* Extracted text:
————
Quick answer: Panic attacks result from a combination of genetic predisposition, brain chemistry (overactive amygdala and imbalances in serotonin and GABA), chronic or acute stress, medical conditions like thyroid disorders, substance use (caffeine, alcohol, stimulants), and learned responses to anxiety. Not everyone with risk factors develops panic disorder, and panic attacks can occur with or without a clear trigger. Understanding your causes helps you recognize patterns and work with a clinician to prevent future attacks.
If you are reading this because you just had a panic attack, skip to the "How to Identify Your Trigger" section.
Genetic and Hereditary Factors
Panic disorder runs in families. If one or both parents or a sibling have panic attacks or panic disorder, your risk is significantly higher. However, genetics is not destiny, research shows that having a family history increases vulnerability but environmental factors and learned responses determine whether panic disorder actually develops.
According to the National Institute of Mental Health, panic disorder sometimes runs in families, but researchers are still investigating why some family members develop it while others do not. The genetic component appears to affect how your nervous system responds to stress and threat signals. If you have a family history of panic attacks, awareness is key, you are more likely to recognize early warning signs and seek treatment sooner.
————
* Exercise data:
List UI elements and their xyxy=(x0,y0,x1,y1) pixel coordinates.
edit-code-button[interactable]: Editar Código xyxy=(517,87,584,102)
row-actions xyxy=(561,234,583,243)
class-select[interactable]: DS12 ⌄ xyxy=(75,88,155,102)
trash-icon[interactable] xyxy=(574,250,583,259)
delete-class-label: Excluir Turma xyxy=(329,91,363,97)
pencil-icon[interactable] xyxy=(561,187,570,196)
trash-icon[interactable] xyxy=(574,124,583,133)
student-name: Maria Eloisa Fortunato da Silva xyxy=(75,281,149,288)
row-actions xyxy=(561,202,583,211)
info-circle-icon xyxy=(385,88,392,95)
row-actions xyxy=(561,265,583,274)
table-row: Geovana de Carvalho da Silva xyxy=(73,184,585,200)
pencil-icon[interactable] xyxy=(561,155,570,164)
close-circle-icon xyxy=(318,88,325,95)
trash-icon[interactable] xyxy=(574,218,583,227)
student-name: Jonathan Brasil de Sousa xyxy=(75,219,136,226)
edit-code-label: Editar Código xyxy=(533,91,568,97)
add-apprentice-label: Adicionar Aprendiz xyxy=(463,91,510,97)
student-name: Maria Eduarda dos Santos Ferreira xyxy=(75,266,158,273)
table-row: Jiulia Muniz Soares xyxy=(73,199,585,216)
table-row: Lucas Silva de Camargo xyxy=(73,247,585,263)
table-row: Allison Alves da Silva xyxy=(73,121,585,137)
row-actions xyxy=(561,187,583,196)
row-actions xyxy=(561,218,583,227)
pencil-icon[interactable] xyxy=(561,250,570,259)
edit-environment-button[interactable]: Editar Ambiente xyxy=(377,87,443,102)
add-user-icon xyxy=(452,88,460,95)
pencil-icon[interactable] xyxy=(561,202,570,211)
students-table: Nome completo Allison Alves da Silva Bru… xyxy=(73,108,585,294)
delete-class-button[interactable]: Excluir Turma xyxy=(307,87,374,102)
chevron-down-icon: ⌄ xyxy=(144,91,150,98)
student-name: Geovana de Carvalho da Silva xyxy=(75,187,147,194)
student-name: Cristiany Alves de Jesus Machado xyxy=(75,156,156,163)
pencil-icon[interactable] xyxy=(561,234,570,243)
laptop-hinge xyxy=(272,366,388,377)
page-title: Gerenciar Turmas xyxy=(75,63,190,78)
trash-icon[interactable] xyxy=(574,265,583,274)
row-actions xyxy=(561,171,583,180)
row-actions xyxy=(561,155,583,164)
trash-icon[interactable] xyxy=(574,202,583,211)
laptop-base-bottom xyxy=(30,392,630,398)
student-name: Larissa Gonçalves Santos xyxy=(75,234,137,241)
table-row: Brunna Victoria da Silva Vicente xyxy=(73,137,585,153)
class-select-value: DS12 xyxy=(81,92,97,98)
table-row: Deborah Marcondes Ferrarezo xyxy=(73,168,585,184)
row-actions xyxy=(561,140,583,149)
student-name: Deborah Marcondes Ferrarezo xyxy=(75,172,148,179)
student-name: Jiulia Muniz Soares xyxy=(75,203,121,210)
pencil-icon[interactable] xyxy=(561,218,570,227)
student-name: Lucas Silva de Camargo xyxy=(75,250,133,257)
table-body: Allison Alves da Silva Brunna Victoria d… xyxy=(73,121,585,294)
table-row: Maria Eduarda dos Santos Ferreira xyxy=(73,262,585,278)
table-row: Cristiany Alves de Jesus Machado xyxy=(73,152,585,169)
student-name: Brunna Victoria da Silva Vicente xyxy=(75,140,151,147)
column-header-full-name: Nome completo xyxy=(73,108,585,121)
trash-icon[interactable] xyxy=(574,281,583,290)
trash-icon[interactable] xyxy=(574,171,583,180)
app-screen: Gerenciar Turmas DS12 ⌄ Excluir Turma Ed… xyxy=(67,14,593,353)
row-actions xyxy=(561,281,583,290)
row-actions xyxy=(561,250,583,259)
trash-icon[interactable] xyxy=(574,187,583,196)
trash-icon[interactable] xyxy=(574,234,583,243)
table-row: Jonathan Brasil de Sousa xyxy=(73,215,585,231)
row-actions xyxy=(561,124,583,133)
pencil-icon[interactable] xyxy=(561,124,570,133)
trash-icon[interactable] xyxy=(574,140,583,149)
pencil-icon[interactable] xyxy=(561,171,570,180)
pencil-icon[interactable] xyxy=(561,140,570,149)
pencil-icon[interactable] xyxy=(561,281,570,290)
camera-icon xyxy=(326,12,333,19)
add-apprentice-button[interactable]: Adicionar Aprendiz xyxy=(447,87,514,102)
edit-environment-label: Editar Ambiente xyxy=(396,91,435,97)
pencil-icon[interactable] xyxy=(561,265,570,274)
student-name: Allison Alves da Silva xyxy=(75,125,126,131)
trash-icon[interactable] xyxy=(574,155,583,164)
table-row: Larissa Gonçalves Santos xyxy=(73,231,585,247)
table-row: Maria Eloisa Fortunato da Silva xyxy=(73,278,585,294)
————
* Problem 1: Print the passage on the causes of panic attacks from "Genetic and Hereditary" up to and including "seek treatment sooner.".
* Problem 2: Proceed with the passage on the causes of panic attacks, beginning after its final sentence.

* Your response 1:
Genetic and Hereditary Factors
Panic disorder runs in families. If one or both parents or a sibling have panic attacks or panic disorder, your risk is significantly higher. However, genetics is not destiny, research shows that having a family history increases vulnerability but environmental factors and learned responses determine whether panic disorder actually develops.
According to the National Institute of Mental Health, panic disorder sometimes runs in families, but researchers are still investigating why some family members develop it while others do not. The genetic component appears to affect how your nervous system responds to stress and threat signals. If you have a family history of panic attacks, awareness is key, you are more likely to recognize early warning signs and seek treatment sooner.

* Your response 2:
Neurobiological Causes: Brain Chemistry and Structure
Panic attacks involve specific changes in how your brain processes fear and danger. Three main neurobiological factors are at play:
Amygdala hyperactivity: The amygdala is your brain's alarm system. In panic disorder, it becomes hypersensitive and fires false alarms even when there is no real threat. This triggers your fight-or-flight response inappropriately.
Neurotransmitter imbalances: Mayo Clinic notes that certain changes in the way parts of the brain function may play a role. Three key neurotransmitters are implicated:
- Serotonin (low levels linked to anxiety)
- GABA (low levels reduce your brain's ability to calm itself)
- Norepinephrine (high levels keep your nervous system in high alert)
Fight-or-flight response: When you face real danger, your sympathetic nervous system triggers a surge of adrenaline and cortisol, your heart races, breathing quickens, and blood shifts to your muscles. In panic disorder, this response activates without a real threat, creating the terrifying sensations of a panic attack.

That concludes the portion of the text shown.